— BEGIN THE RECORDS —

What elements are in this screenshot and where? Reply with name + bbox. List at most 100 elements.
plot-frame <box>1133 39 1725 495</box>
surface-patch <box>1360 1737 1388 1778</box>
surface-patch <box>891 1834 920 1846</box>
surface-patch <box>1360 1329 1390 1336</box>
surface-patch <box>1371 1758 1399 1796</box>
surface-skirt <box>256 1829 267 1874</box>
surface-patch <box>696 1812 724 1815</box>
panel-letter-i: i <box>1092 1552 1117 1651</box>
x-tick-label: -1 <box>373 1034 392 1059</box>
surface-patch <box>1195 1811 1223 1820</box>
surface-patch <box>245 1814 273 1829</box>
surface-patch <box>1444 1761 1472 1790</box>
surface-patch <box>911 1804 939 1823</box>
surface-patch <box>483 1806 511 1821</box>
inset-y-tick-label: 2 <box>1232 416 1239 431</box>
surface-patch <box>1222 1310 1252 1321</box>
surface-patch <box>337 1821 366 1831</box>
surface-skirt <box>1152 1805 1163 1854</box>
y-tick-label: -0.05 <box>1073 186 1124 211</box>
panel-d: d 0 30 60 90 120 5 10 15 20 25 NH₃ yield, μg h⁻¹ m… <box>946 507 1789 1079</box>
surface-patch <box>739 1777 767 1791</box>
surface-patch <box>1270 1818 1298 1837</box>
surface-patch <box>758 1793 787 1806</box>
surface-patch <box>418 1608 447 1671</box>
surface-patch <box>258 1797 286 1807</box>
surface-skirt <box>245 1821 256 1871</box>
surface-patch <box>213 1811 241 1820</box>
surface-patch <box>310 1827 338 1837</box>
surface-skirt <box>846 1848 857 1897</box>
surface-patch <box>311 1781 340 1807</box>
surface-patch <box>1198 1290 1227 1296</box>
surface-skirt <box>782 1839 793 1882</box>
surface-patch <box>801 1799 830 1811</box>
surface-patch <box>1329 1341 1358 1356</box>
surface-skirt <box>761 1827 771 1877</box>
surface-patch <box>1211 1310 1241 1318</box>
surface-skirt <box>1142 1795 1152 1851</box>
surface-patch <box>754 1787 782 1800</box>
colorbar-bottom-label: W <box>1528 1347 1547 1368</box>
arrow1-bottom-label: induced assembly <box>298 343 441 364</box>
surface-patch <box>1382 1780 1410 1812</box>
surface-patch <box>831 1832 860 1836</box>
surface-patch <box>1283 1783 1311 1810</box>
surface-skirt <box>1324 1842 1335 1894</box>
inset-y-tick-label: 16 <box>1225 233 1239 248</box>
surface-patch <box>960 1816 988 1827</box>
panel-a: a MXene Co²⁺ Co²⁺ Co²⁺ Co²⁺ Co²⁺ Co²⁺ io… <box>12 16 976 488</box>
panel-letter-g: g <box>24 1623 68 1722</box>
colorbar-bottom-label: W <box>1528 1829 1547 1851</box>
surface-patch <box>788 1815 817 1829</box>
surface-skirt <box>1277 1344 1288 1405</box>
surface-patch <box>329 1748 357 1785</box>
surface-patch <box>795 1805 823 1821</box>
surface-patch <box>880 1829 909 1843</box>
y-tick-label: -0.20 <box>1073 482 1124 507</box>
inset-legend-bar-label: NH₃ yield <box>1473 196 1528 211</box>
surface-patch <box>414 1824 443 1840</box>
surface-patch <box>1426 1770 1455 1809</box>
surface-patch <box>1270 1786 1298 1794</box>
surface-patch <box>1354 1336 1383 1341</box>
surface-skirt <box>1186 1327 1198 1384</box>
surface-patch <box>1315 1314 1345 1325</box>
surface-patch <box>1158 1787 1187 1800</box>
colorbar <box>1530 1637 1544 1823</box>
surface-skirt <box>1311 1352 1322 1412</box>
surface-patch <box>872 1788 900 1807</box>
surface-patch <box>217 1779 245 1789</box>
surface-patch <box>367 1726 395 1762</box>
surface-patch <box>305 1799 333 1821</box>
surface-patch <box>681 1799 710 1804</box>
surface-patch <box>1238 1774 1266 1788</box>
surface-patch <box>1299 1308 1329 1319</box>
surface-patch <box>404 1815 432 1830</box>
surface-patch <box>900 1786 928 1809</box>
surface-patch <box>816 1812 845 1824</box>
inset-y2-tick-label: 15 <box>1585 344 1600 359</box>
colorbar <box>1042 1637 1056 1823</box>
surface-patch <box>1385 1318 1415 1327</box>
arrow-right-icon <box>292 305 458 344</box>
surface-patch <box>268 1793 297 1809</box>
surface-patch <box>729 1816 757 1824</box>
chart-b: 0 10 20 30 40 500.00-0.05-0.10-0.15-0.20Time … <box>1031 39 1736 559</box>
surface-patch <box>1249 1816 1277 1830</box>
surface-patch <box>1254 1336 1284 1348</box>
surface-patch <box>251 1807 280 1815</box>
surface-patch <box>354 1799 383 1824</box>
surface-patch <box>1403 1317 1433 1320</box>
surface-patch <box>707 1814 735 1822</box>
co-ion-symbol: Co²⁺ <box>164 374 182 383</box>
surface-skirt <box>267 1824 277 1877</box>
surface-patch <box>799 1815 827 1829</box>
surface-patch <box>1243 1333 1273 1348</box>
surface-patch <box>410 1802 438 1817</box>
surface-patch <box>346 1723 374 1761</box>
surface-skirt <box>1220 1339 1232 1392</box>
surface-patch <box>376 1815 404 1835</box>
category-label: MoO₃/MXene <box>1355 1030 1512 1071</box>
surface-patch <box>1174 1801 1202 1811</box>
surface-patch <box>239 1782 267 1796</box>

— END THE RECORDS —

Reproduce the records above word for word, starting at their first line and stopping after the line that contains "surface-patch <box>337 1821 366 1831</box>".

TASK RESULT:
What elements are in this screenshot and where? Reply with name + bbox. List at most 100 elements.
plot-frame <box>1133 39 1725 495</box>
surface-patch <box>1360 1737 1388 1778</box>
surface-patch <box>891 1834 920 1846</box>
surface-patch <box>1360 1329 1390 1336</box>
surface-patch <box>1371 1758 1399 1796</box>
surface-skirt <box>256 1829 267 1874</box>
surface-patch <box>696 1812 724 1815</box>
panel-letter-i: i <box>1092 1552 1117 1651</box>
x-tick-label: -1 <box>373 1034 392 1059</box>
surface-patch <box>1195 1811 1223 1820</box>
surface-patch <box>245 1814 273 1829</box>
surface-patch <box>1444 1761 1472 1790</box>
surface-patch <box>911 1804 939 1823</box>
surface-patch <box>483 1806 511 1821</box>
inset-y-tick-label: 2 <box>1232 416 1239 431</box>
surface-patch <box>1222 1310 1252 1321</box>
surface-patch <box>337 1821 366 1831</box>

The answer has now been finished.